• _REQUIRED WORK_:
Filter the entries below, keeping every line that has the word "xlabel".

══ GIVEN DATA

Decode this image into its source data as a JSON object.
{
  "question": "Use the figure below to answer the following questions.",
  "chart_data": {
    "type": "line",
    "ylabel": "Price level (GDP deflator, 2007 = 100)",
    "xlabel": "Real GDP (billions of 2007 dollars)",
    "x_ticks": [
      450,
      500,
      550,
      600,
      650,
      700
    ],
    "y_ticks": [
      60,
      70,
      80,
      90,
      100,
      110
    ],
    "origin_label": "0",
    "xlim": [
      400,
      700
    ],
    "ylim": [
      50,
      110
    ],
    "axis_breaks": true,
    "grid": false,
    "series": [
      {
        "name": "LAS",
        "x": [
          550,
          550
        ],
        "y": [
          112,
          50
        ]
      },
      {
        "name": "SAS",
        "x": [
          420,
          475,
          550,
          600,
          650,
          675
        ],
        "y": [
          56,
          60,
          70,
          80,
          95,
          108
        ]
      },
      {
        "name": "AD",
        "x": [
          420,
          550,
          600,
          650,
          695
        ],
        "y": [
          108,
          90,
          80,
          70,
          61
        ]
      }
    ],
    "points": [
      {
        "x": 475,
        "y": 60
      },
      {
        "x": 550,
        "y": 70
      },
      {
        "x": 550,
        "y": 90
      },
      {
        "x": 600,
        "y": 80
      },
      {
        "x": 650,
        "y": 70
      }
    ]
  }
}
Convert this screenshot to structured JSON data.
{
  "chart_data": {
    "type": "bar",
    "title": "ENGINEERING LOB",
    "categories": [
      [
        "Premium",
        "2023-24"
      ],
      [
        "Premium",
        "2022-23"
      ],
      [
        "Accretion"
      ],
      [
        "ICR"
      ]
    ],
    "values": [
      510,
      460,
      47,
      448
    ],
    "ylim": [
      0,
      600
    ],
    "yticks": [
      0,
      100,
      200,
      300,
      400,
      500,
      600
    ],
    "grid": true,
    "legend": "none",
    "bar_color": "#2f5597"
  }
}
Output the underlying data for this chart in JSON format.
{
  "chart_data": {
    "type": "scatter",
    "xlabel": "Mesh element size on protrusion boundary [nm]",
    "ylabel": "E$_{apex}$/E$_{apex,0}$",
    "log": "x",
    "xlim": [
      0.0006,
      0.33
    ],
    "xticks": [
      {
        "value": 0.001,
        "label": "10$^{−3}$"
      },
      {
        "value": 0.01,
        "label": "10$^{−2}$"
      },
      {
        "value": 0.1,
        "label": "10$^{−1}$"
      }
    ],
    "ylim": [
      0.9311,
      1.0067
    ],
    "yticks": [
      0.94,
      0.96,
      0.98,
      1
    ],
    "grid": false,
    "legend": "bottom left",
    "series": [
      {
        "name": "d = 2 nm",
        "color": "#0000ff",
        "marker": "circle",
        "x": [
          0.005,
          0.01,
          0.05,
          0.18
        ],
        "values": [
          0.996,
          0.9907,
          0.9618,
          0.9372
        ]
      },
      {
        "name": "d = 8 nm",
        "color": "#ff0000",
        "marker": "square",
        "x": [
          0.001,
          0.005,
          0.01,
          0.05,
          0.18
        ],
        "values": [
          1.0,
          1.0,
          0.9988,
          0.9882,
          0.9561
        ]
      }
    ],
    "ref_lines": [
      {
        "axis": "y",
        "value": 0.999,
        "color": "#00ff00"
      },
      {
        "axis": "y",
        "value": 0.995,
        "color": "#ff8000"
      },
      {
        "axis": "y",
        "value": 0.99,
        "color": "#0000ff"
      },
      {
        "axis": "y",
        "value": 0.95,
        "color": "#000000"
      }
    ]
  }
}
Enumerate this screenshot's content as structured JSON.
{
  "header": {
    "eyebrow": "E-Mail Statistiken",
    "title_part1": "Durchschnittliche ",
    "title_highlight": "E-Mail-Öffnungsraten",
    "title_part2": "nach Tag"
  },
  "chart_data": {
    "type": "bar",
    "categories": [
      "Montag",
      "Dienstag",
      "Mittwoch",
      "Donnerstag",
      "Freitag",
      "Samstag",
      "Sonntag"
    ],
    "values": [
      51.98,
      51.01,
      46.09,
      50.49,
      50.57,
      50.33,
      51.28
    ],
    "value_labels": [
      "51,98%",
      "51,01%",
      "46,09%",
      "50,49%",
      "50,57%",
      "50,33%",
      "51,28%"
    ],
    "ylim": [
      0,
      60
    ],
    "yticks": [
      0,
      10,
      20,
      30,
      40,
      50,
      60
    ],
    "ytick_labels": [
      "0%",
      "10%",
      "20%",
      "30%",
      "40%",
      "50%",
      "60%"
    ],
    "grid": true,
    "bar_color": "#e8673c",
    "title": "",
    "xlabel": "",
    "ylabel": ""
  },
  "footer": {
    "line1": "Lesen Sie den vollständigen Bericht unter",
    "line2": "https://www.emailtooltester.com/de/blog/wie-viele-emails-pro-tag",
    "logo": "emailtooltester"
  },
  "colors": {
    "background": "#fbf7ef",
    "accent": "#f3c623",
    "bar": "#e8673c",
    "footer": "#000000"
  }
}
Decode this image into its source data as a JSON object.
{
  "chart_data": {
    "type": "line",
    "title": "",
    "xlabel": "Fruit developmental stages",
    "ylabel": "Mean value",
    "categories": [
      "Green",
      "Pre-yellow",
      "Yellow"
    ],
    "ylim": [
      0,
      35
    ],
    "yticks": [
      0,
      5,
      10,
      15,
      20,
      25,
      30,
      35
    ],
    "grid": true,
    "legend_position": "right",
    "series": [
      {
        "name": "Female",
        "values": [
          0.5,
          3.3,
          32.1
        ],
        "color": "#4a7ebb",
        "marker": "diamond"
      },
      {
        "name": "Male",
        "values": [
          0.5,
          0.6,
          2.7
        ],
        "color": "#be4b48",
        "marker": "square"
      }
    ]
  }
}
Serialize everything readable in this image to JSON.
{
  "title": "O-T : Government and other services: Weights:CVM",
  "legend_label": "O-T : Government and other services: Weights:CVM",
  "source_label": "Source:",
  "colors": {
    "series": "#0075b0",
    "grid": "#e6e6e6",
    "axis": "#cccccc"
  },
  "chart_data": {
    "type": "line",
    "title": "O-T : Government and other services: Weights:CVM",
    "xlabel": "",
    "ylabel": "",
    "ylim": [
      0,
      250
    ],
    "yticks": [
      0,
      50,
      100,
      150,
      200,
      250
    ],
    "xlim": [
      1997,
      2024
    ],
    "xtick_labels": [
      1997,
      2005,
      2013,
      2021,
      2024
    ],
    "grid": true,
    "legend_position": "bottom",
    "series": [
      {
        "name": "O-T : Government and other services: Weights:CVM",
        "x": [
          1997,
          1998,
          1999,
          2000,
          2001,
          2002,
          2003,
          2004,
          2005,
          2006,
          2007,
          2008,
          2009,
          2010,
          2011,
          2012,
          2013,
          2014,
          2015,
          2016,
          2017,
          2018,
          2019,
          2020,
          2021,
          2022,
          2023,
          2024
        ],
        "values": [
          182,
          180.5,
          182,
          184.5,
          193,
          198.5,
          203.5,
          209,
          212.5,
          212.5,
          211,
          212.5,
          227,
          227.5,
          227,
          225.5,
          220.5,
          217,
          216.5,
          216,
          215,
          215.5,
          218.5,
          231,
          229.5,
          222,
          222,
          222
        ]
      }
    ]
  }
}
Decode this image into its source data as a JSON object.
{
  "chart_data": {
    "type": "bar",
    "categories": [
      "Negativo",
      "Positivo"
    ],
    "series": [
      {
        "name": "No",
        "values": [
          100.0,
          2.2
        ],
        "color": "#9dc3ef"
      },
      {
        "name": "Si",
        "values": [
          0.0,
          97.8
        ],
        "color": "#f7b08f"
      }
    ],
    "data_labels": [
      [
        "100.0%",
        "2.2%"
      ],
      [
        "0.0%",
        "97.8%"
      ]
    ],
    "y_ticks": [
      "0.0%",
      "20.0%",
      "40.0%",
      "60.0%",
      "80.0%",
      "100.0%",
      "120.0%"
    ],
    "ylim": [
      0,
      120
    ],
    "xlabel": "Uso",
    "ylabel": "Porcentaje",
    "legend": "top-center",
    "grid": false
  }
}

════

• _TASK RESPONSE_:
    "xlabel": "Real GDP (billions of 2007 dollars)",
    "xlabel": "Mesh element size on protrusion boundary [nm]",
    "xlabel": "",
    "xlabel": "Fruit developmental stages",
    "xlabel": "",
    "xlabel": "Uso",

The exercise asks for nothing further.